Stored data entries ->
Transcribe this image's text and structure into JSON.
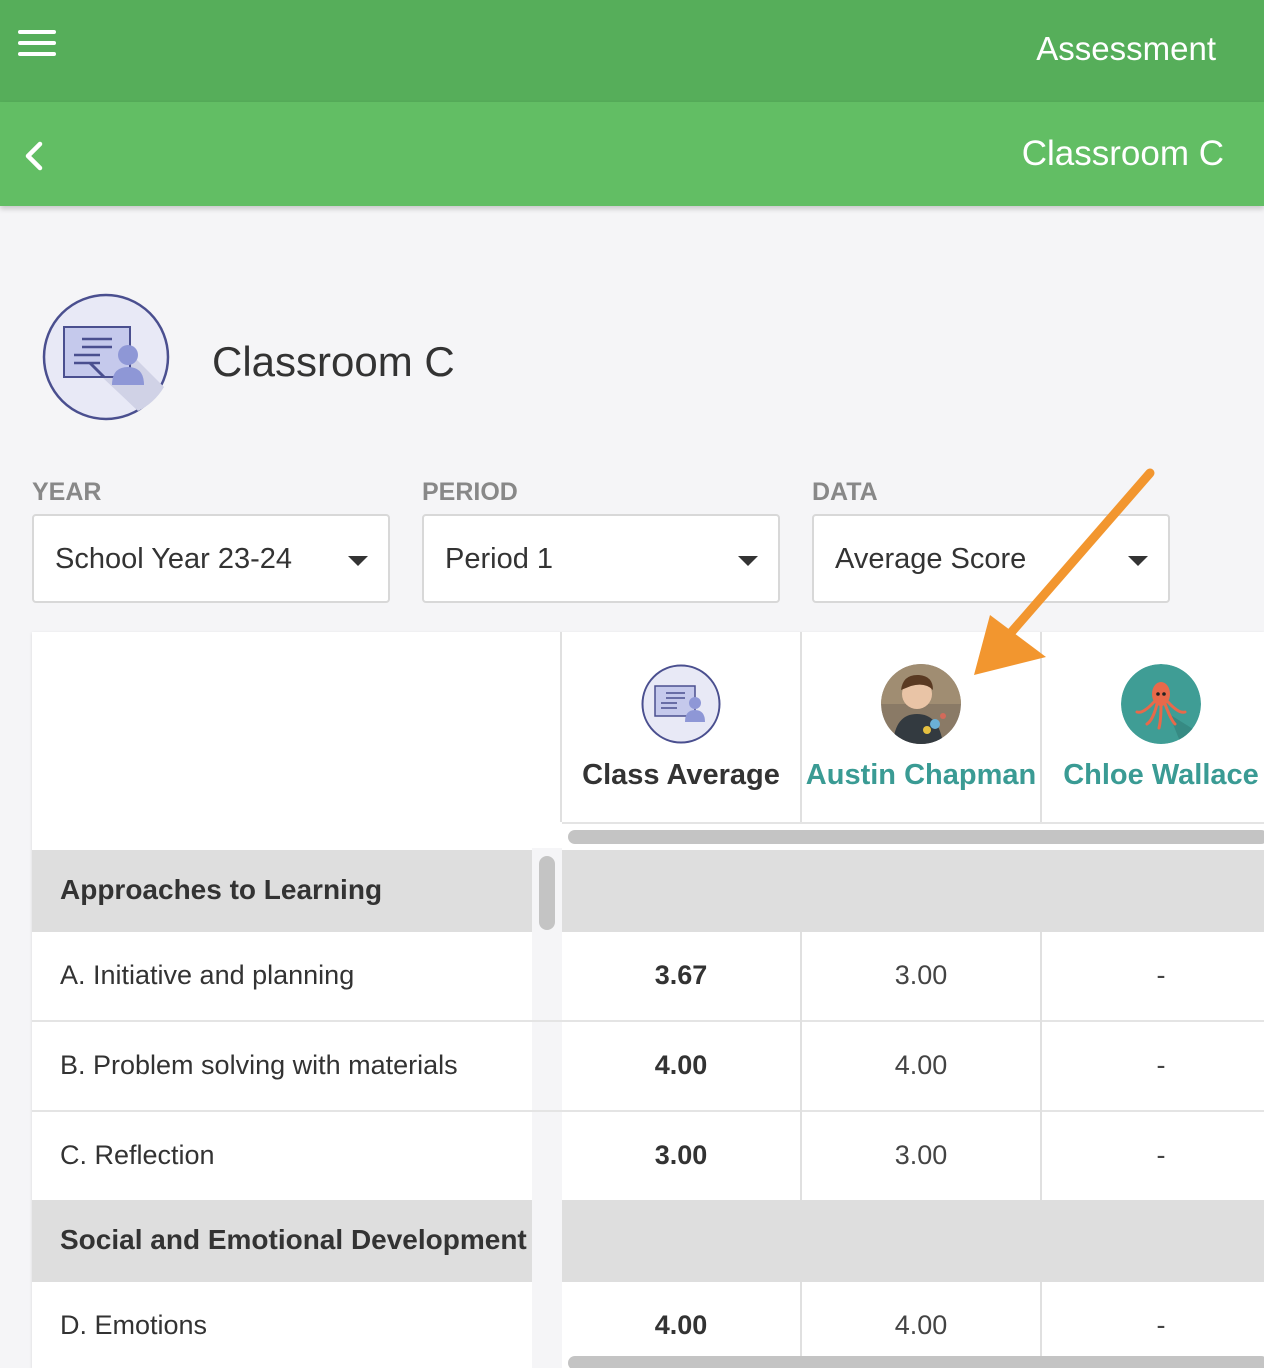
{
  "header": {
    "title": "Assessment",
    "menu_icon": "hamburger-menu-icon"
  },
  "subheader": {
    "title": "Classroom C",
    "back_icon": "chevron-left-icon"
  },
  "classroom": {
    "name": "Classroom C",
    "icon": "teacher-at-board-icon"
  },
  "filters": [
    {
      "label": "YEAR",
      "value": "School Year 23-24"
    },
    {
      "label": "PERIOD",
      "value": "Period 1"
    },
    {
      "label": "DATA",
      "value": "Average Score"
    }
  ],
  "columns": [
    {
      "name": "Class Average",
      "avatar": "teacher-at-board-icon"
    },
    {
      "name": "Austin Chapman",
      "avatar": "child-photo"
    },
    {
      "name": "Chloe Wallace",
      "avatar": "octopus-avatar"
    }
  ],
  "rows": [
    {
      "type": "group",
      "label": "Approaches to Learning"
    },
    {
      "type": "item",
      "label": "A. Initiative and planning",
      "class_average": "3.67",
      "values": [
        "3.00",
        "-"
      ]
    },
    {
      "type": "item",
      "label": "B. Problem solving with materials",
      "class_average": "4.00",
      "values": [
        "4.00",
        "-"
      ]
    },
    {
      "type": "item",
      "label": "C. Reflection",
      "class_average": "3.00",
      "values": [
        "3.00",
        "-"
      ]
    },
    {
      "type": "group",
      "label": "Social and Emotional Development"
    },
    {
      "type": "item",
      "label": "D. Emotions",
      "class_average": "4.00",
      "values": [
        "4.00",
        "-"
      ]
    }
  ],
  "colors": {
    "topbar": "#56ae5a",
    "subbar": "#62be64",
    "student_name": "#3a9b94",
    "annotation_arrow": "#f2962f"
  }
}
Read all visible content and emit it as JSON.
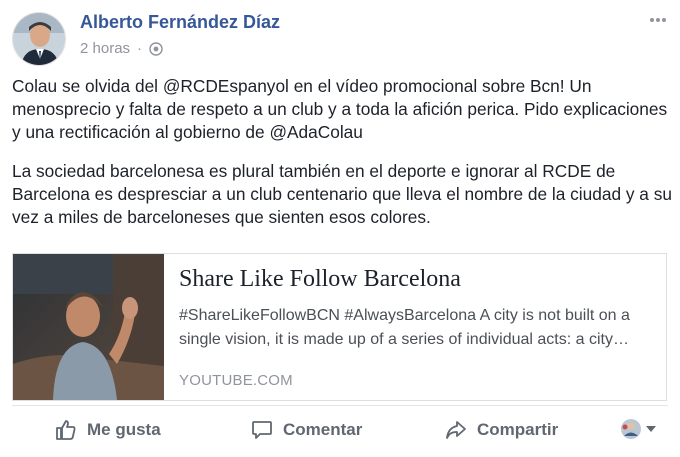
{
  "post": {
    "author": "Alberto Fernández Díaz",
    "time": "2 horas",
    "separator": "·",
    "audience_icon": "globe-icon",
    "paragraphs": [
      "Colau se olvida del @RCDEspanyol en el vídeo promocional sobre Bcn! Un menosprecio y falta de respeto a un club y a toda la afición perica. Pido explicaciones y una rectificación al gobierno de @AdaColau",
      "La sociedad barcelonesa es plural también en el deporte e ignorar al RCDE de Barcelona es despresciar a un club centenario que lleva el nombre de la ciudad y a su vez a miles de barceloneses que sienten esos colores."
    ]
  },
  "link_card": {
    "title": "Share Like Follow Barcelona",
    "description_line1": "#ShareLikeFollowBCN #AlwaysBarcelona A city is not built on a",
    "description_line2": "single vision, it is made up of a series of individual acts: a city…",
    "domain": "YOUTUBE.COM"
  },
  "actions": {
    "like": "Me gusta",
    "comment": "Comentar",
    "share": "Compartir"
  },
  "icons": {
    "like": "thumbs-up-icon",
    "comment": "speech-bubble-icon",
    "share": "share-arrow-icon",
    "menu": "more-options-icon",
    "reaction_selector": "page-avatar-dropdown-icon"
  },
  "colors": {
    "author_link": "#365899",
    "secondary_text": "#90949c",
    "action_text": "#606770",
    "body_text": "#1d2129"
  }
}
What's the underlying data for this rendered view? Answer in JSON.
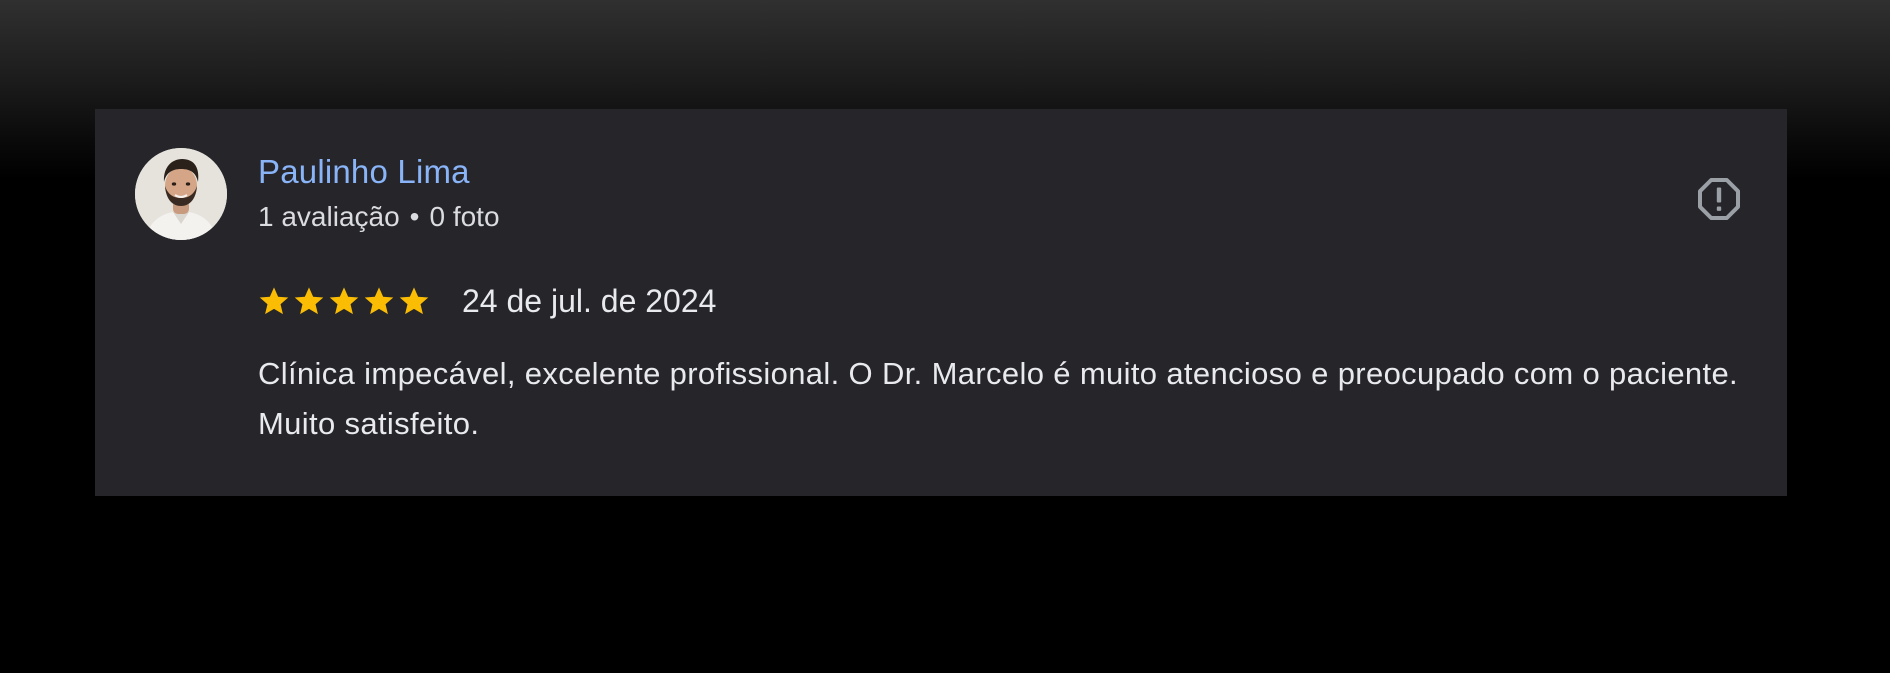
{
  "review": {
    "reviewer_name": "Paulinho Lima",
    "review_count": "1 avaliação",
    "separator": "•",
    "photo_count": "0 foto",
    "rating": 5,
    "rating_max": 5,
    "date": "24 de jul. de 2024",
    "text": "Clínica impecável, excelente profissional. O Dr. Marcelo é muito atencioso e preocupado com o paciente. Muito satisfeito."
  },
  "icons": {
    "avatar": "avatar-photo",
    "report": "report-flag-icon",
    "star": "star-icon"
  },
  "colors": {
    "card_background": "#25252a",
    "name_link": "#8ab4f8",
    "star": "#fbbc04",
    "text": "#e8eaed",
    "meta_text": "#dadce0",
    "icon": "#9aa0a6"
  }
}
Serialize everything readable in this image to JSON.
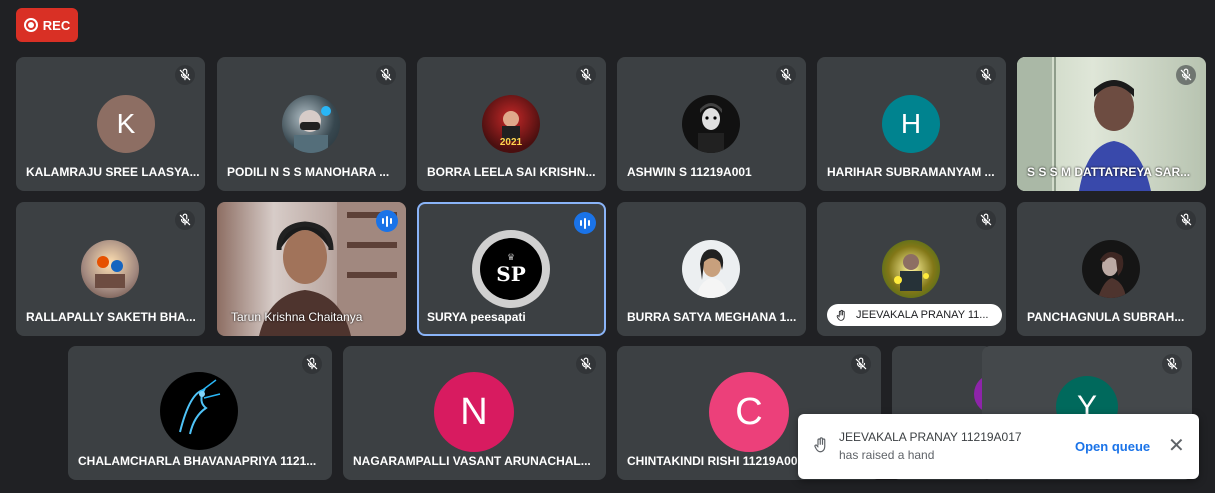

WORK TO DO -> Omit the pictures, then output the rest of the listing exactly.

TASK RESPONSE ->
Transcribe this image's text and structure into JSON.
{
  "header": {
    "title": "Assessment",
    "menu_icon": "hamburger-menu-icon"
  },
  "subheader": {
    "title": "Classroom C",
    "back_icon": "chevron-left-icon"
  },
  "classroom": {
    "name": "Classroom C",
    "icon": "teacher-at-board-icon"
  },
  "filters": [
    {
      "label": "YEAR",
      "value": "School Year 23-24"
    },
    {
      "label": "PERIOD",
      "value": "Period 1"
    },
    {
      "label": "DATA",
      "value": "Average Score"
    }
  ],
  "columns": [
    {
      "name": "Class Average",
      "avatar": "teacher-at-board-icon"
    },
    {
      "name": "Austin Chapman",
      "avatar": "child-photo"
    },
    {
      "name": "Chloe Wallace",
      "avatar": "octopus-avatar"
    }
  ],
  "rows": [
    {
      "type": "group",
      "label": "Approaches to Learning"
    },
    {
      "type": "item",
      "label": "A. Initiative and planning",
      "class_average": "3.67",
      "values": [
        "3.00",
        "-"
      ]
    },
    {
      "type": "item",
      "label": "B. Problem solving with materials",
      "class_average": "4.00",
      "values": [
        "4.00",
        "-"
      ]
    },
    {
      "type": "item",
      "label": "C. Reflection",
      "class_average": "3.00",
      "values": [
        "3.00",
        "-"
      ]
    },
    {
      "type": "group",
      "label": "Social and Emotional Development"
    },
    {
      "type": "item",
      "label": "D. Emotions",
      "class_average": "4.00",
      "values": [
        "4.00",
        "-"
      ]
    }
  ],
  "colors": {
    "topbar": "#56ae5a",
    "subbar": "#62be64",
    "student_name": "#3a9b94",
    "annotation_arrow": "#f2962f"
  }
}
Read all visible content and emit it as JSON.
{
  "post": {
    "author": "Alberto Fernández Díaz",
    "time": "2 horas",
    "separator": "·",
    "audience_icon": "globe-icon",
    "paragraphs": [
      "Colau se olvida del @RCDEspanyol en el vídeo promocional sobre Bcn! Un menosprecio y falta de respeto a un club y a toda la afición perica. Pido explicaciones y una rectificación al gobierno de @AdaColau",
      "La sociedad barcelonesa es plural también en el deporte e ignorar al RCDE de Barcelona es despresciar a un club centenario que lleva el nombre de la ciudad y a su vez a miles de barceloneses que sienten esos colores."
    ]
  },
  "link_card": {
    "title": "Share Like Follow Barcelona",
    "description_line1": "#ShareLikeFollowBCN #AlwaysBarcelona A city is not built on a",
    "description_line2": "single vision, it is made up of a series of individual acts: a city…",
    "domain": "YOUTUBE.COM"
  },
  "actions": {
    "like": "Me gusta",
    "comment": "Comentar",
    "share": "Compartir"
  },
  "icons": {
    "like": "thumbs-up-icon",
    "comment": "speech-bubble-icon",
    "share": "share-arrow-icon",
    "menu": "more-options-icon",
    "reaction_selector": "page-avatar-dropdown-icon"
  },
  "colors": {
    "author_link": "#365899",
    "secondary_text": "#90949c",
    "action_text": "#606770",
    "body_text": "#1d2129"
  }
}
What's the underlying data for this rendered view? Answer in JSON.
{
  "review": {
    "reviewer_name": "Paulinho Lima",
    "review_count": "1 avaliação",
    "separator": "•",
    "photo_count": "0 foto",
    "rating": 5,
    "rating_max": 5,
    "date": "24 de jul. de 2024",
    "text": "Clínica impecável, excelente profissional. O Dr. Marcelo é muito atencioso e preocupado com o paciente. Muito satisfeito."
  },
  "icons": {
    "avatar": "avatar-photo",
    "report": "report-flag-icon",
    "star": "star-icon"
  },
  "colors": {
    "card_background": "#25252a",
    "name_link": "#8ab4f8",
    "star": "#fbbc04",
    "text": "#e8eaed",
    "meta_text": "#dadce0",
    "icon": "#9aa0a6"
  }
}
Serialize everything readable in this image to JSON.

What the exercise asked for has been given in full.